++++ Available records

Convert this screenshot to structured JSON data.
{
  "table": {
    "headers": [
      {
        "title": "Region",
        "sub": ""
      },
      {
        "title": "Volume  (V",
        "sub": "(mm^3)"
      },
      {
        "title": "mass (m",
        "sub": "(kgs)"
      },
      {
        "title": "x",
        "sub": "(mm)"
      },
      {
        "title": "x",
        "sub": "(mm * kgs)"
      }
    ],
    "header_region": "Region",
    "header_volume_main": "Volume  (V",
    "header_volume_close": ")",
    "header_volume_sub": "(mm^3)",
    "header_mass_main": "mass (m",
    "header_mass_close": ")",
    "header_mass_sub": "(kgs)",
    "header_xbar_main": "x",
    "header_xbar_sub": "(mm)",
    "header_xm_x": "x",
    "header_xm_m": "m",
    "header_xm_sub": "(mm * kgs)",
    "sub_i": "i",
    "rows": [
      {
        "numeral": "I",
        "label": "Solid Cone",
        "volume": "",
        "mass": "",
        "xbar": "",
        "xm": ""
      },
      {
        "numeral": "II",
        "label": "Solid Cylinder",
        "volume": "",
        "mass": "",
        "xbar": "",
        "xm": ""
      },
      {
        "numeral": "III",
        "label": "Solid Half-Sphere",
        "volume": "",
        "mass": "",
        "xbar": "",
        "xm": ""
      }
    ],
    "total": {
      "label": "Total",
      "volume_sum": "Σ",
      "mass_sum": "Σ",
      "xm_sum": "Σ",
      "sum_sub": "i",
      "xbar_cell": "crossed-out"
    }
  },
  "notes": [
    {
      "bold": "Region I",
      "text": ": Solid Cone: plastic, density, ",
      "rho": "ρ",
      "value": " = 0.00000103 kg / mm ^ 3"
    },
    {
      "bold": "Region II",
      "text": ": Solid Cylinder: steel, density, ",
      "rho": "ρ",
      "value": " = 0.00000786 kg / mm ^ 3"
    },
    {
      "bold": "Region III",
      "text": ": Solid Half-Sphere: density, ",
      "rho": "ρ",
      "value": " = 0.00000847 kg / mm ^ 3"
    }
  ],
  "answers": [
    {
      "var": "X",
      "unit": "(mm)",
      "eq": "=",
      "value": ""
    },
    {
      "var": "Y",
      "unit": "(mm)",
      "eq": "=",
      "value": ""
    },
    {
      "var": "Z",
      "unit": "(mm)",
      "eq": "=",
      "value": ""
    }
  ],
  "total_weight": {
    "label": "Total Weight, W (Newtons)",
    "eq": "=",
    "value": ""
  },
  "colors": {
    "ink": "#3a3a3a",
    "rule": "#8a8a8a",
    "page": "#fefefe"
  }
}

++++++++
++++ Available records

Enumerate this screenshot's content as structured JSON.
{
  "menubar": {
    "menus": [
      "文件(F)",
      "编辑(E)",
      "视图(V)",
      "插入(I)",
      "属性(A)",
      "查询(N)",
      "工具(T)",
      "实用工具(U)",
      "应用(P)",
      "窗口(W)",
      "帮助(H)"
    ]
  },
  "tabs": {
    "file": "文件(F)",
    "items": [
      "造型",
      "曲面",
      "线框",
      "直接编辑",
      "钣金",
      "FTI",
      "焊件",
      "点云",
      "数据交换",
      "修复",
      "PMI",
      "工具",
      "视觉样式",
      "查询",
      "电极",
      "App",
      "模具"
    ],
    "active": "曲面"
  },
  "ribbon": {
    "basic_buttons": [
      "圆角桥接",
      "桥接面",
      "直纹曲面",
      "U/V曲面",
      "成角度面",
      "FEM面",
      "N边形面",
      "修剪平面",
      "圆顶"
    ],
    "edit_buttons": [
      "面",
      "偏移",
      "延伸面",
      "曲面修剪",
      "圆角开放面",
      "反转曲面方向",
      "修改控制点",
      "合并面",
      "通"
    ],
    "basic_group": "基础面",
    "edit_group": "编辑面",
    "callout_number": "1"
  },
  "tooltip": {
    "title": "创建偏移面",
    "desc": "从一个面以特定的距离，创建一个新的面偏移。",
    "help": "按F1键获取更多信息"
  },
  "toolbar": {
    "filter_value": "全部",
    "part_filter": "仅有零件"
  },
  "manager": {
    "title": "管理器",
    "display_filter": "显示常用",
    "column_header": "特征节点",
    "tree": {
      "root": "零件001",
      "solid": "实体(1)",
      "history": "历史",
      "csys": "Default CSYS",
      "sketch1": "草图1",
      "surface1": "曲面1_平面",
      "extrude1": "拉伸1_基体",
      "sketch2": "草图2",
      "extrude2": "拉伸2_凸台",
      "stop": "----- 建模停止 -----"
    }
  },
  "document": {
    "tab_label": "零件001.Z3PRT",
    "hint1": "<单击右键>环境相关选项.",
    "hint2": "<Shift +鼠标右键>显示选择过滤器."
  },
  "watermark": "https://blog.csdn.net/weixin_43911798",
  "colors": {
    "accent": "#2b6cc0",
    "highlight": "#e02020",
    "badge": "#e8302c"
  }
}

++++++++

Exercise objective -> Among the entries above, how many lines hold the string "this"? Give the number by itself.

Task output -> 2